**Text block**.
_____

May 30 2024 – 12:00pm

To listen to an audio version of this report, join the Patreon »

April’s revenue was $6,653, up from March’s $4,990. Profits were $4,524, up from March’s $1,667.

This month’s revenue and profit were both above-average relative to the prior twelve months. My average revenue for the previous twelve months has been $6,187. My average profit has been $3,693.

The major anomaly this month was my ActiveCampaign revenue, which was very high, at about $2,500, a level which isn’t repeated super often. Maybe two or three times per year.

Without that anomaly, revenue and profits would have been well below average. Indeed, profits from book sales were only $2,147, well below the average over the past twelve months of $2,720.

But, my ROI on ad spend was back up to a respectable 131%, which is much better than previous months, when it was 44% and 70%. It’s still below the average of 161% for the past twelve months, and much of that improved ROI is probably left over from higher ad spend in previous months. But the impressive thing is $350 of that ad spend wasn’t even used to directly advertise books, but rather to grow my email list through Meta ads.

How to Sell a Book Preview Edition program underway

A couple of projects have manifested seemingly out of nowhere, and will hopefully help prop up my revenue while I work on Finish What Matters. One of those is How to Sell a Book.

I began writing a blog post about everything I’ve learned selling 100,000 self-published books. Now that I’m nearly 25,000 words in, it appears I’m almost done writing an entire new book!

I’ve reached the point where I’m confident enough I’ll finish this book soon that I can start selling a Preview Edition. A Preview Edition lets eager readers get early access to the valuable information I’m sharing in this book, and ask questions and provide feedback that will shape the First Edition of the book. A Preview Edition also gives me an injection of cash, and validates the idea while making a commitment to readers, which provides valuable motivational fuel.

I ran a Preview Edition for Mind Management, Not Time Management, and it gave me a motivating $4,000 “advance,” and valuable feedback on the book. Fortunately, I wrote a blog post outlining exactly how I did it, because I’ve referred to it heavily in setting up this Preview Edition program. However, now that I have a Shopify Store set up, I’m using Shopify to process the orders. That’ll save a little money avoiding Payhip transaction fees.

Buy the Preview Edition!

Parts 1 and 2 of the How to Write a Book Preview Edition are available immediately to those who buy on this hidden product page. I’ve outlined on the page the schedule on which I will deliver subsequent parts of the book.

Once the Preview Edition is complete, I’ll probably sell the book direct, exclusively through my store, before eventually releasing to Amazon and other places. I’m excited to try out this new release strategy.

Stopping 55% wholesale discount Ingram experiment (or not)

I’m stopping my experiment in offering some of my books on IngramSpark at a 55% wholesale discount. I offered 100-Word Writing Habit at this rate for a couple months, and the Hardback of MMT for a month. I noticed an uptick in HWH sales during this experiment, but I’m not sure that wasn’t due to my advertising it heavily on Meta in the meantime. I did see an uptick in MMT hardback sales during my monthlong experiment. In March, I sold three copies in the U.S., for total royalties of $25.26. In April, I sold fourteen, for royalties of $53.66.

_____

**Material supplied**.
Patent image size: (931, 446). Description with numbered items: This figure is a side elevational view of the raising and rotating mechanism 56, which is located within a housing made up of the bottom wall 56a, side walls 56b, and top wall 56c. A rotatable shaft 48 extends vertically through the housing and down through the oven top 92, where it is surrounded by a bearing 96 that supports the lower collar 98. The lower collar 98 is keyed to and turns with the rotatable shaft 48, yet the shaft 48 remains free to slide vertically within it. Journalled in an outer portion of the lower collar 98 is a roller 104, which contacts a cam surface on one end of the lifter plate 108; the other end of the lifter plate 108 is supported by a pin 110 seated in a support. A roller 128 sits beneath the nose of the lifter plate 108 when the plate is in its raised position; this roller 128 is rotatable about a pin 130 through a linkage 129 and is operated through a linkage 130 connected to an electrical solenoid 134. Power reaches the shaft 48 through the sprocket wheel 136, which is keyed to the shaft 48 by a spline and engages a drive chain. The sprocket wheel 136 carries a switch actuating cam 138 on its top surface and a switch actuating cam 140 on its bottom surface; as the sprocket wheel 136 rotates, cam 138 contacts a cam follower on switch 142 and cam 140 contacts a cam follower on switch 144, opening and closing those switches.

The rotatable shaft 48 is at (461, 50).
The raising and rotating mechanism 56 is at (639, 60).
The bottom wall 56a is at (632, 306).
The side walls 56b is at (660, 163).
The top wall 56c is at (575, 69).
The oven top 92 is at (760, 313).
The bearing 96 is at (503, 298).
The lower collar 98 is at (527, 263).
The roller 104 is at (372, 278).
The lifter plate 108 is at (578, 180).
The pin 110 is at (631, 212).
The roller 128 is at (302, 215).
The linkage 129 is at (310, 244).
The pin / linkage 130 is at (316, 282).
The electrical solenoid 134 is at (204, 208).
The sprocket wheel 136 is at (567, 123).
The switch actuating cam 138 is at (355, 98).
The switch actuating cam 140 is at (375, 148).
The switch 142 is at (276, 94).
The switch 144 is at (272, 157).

_____

**What you need to do**.
Extend the author's April income report, starting right after the sentence that ends "for royalties of $53.66."

**Result**.
Actually, reviewing those numbers, I feel like I should reconsider. It takes at least a week for a price change to be established in Ingram’s system, so my month-long experiment was probably actually just a couple or few weeks. But, I’ve also had a couple returns of The Heart to Start the last couple months, each taking nearly $15 out of my earnings. I hate the idea of having dozens or even more books returned. That could really hurt, financially.

How IngramSpark retailer returns work

When a book is returned to IngramSpark, you get back whatever the current wholesale price is for the book. But you don’t get back what you’ve been charged for printing the book. Here’s how that breaks down for a copy of MMT in hardback:

This also assumes the bookseller hasn’t paid shipping costs, and they probably have. How much you lose when a book is returned will depend upon the return policy you choose:

If you choose “Yes – Destroy,” the book is returned to IS and destroyed. You lose the wholesale amount, but have paid the print charge. So if an MMT hardback is returned, I lose $11.35.

If you choose “Yes – Deliver,” the book is returned to your address, and you can sell it. You lose the wholesale amount, have paid the print charge, and also pay a $3-per-book shipping and handling fee for addresses in the U.S. So at that point, I would have paid $14.35 to get the book to my warehouse. My storage and handling fees for my warehouse are $4, so I would have paid $18.35 per book by the time it’s sold. I sell MMT on my store for $28, so I’d end up making about $9.65 per returned book if I’m able to sell it directly, without a discount.

Based upon this exercise of analyzing these numbers, I just set up my warehouse as a return address, and set MMT back to a 55% wholesale discount, with a “Yes – Deliver” return policy.

I’m still going to see what happens with HWH set to a minimum 40% wholesale discount. The IS print quality for that book is nowhere near as high as BookVault’s. The difference between IS and BV for the MMT hardback is negligible.

Cutting PII and MMS short reads out of reports

As of this income report, I’m no longer reporting income for the short reads, Ten Passive Income Ideas and Make Money Writing on the STEEM Blockchain. Both these sell some copies, but neither makes much and aren’t a core focus. Since the point of these income reports is to improve my decision-making, and knowing the income of these doesn’t affect my decisions, and adds an extra line-item to my report, I’m just going to leave them out. There are already other short reads the income of which I don’t include in these reports, such as In Defense of Papyrus, and, occasionally, one of my book summaries that, despite being offered for free, somehow make small amounts of money sometimes.

Love Mondays crosses 10,000 subscribers!

My Love Mondays newsletter went out to over 10,000 subscribers, for the first time!

At the close of last year, I had 8,720 active subscribers, and said I was 70% confident I could cross 10,000 in the course of this year, barring any major cleaning of inactive subscribers.

At this moment, I have 10,413 subscribers, which means the list has grown 20.26% this year, which outpaces last year’s total growth of 17.6%.

This growth is not coming at the expense of opens, either. Both the first two emails with more than 10,000 subscribers had open rates of 23.1%, not including “Apple Privacy Opens.” (With those opens, my open rate was over 38%.) Contrast that to the final ten emails of 2023, which had an average open rate of 22.1%.

Driving much of this growth has been my efforts in getting paid leads through Meta ads. I’m also experimenting with X ads. I’ve worked on welcome sequences for these paid leads, which warms them up and prunes out any unengaged leads.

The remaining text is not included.